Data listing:
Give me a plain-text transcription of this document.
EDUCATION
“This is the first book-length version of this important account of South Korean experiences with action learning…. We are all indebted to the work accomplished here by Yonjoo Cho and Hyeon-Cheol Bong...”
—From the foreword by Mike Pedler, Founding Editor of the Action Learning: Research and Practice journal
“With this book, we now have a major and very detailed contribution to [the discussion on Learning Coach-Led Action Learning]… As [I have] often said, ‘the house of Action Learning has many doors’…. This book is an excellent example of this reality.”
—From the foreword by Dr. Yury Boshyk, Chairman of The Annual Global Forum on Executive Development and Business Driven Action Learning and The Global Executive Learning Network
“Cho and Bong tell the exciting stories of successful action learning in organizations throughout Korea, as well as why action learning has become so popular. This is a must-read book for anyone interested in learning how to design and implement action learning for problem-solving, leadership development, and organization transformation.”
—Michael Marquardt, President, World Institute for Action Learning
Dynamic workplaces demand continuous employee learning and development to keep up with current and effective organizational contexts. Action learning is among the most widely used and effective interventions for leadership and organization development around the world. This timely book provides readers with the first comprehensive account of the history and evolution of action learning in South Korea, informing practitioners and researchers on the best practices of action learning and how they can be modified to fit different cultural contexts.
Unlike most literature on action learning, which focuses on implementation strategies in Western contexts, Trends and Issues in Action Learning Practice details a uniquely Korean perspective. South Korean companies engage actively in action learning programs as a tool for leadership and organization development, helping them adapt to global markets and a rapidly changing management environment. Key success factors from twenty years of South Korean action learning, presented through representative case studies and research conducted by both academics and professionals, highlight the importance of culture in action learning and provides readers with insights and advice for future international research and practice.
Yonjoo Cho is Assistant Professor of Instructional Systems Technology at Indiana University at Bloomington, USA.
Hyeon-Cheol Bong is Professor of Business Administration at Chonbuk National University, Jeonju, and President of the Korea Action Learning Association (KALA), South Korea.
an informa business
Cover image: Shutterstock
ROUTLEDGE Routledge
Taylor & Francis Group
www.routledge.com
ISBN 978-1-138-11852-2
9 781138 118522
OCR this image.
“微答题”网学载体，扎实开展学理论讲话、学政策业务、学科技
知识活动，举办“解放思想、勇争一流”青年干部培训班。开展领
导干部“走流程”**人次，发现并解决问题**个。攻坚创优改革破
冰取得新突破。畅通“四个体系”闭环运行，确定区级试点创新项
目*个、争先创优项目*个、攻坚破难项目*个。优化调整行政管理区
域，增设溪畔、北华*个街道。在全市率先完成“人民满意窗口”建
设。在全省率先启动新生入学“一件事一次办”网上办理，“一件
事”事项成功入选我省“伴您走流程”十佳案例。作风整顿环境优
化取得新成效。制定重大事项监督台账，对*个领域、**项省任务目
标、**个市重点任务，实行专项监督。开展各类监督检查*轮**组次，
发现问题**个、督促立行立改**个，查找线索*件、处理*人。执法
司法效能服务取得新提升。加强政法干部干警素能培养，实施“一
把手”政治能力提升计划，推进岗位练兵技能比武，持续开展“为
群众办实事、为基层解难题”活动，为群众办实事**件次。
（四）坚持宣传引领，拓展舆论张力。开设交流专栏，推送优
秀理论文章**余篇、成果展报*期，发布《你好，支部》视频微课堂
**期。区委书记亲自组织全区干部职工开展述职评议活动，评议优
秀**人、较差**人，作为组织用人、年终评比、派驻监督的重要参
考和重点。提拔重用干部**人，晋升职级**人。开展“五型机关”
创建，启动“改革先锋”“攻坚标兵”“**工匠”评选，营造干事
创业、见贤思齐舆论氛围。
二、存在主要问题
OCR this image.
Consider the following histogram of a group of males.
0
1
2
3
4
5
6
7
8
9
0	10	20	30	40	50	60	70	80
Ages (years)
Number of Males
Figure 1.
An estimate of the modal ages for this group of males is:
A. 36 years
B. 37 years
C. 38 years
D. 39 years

§ WORK TO COMPLETE:
State how many lines of the listing include "President", and nothing more.

§ TASK RESPONSE:
2